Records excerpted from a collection
_ _ _ _
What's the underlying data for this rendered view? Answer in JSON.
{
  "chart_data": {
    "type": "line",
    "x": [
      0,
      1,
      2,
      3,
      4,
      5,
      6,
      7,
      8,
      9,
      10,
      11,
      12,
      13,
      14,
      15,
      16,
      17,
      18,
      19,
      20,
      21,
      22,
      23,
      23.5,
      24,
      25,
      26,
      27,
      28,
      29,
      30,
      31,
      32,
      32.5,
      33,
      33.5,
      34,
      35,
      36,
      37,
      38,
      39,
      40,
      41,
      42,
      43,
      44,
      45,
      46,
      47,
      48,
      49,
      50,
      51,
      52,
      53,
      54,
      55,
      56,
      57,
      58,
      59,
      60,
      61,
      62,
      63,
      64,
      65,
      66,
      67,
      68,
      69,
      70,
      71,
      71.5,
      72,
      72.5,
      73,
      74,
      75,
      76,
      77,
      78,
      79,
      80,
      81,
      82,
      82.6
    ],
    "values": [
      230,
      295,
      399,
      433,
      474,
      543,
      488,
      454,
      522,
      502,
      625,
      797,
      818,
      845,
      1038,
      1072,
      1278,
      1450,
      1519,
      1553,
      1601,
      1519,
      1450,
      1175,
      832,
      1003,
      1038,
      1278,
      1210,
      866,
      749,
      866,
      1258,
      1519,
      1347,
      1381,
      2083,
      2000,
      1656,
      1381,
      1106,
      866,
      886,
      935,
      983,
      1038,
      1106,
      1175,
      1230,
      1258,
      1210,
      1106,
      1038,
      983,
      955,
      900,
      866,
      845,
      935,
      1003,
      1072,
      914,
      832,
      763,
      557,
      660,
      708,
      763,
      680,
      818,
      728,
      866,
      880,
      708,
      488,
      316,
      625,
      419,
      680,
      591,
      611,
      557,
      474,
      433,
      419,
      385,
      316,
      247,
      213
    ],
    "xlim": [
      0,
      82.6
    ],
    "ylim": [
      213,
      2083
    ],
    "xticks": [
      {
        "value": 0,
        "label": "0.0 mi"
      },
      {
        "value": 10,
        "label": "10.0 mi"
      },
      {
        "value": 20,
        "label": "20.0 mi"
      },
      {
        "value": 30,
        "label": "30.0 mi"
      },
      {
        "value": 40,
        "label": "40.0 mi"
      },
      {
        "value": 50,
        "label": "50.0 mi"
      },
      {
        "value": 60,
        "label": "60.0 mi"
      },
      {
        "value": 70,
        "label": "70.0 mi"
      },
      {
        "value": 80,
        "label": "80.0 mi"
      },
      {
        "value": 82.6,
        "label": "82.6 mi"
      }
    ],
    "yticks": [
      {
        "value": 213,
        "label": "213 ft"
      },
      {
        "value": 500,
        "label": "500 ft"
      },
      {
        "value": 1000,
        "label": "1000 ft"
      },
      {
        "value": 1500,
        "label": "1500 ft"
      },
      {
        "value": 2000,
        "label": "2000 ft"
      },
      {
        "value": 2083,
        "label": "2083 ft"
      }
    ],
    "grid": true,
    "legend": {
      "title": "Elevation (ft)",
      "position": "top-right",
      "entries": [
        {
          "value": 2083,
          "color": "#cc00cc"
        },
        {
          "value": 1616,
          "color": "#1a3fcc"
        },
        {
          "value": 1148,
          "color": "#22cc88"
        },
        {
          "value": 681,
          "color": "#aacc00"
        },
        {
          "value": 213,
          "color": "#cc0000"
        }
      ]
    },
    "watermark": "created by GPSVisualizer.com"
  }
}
_ _ _ _
Job »
Copy out every line in the listing where the word "color" appears.

The output »
          "color": "#cc00cc"
          "color": "#1a3fcc"
          "color": "#22cc88"
          "color": "#aacc00"
          "color": "#cc0000"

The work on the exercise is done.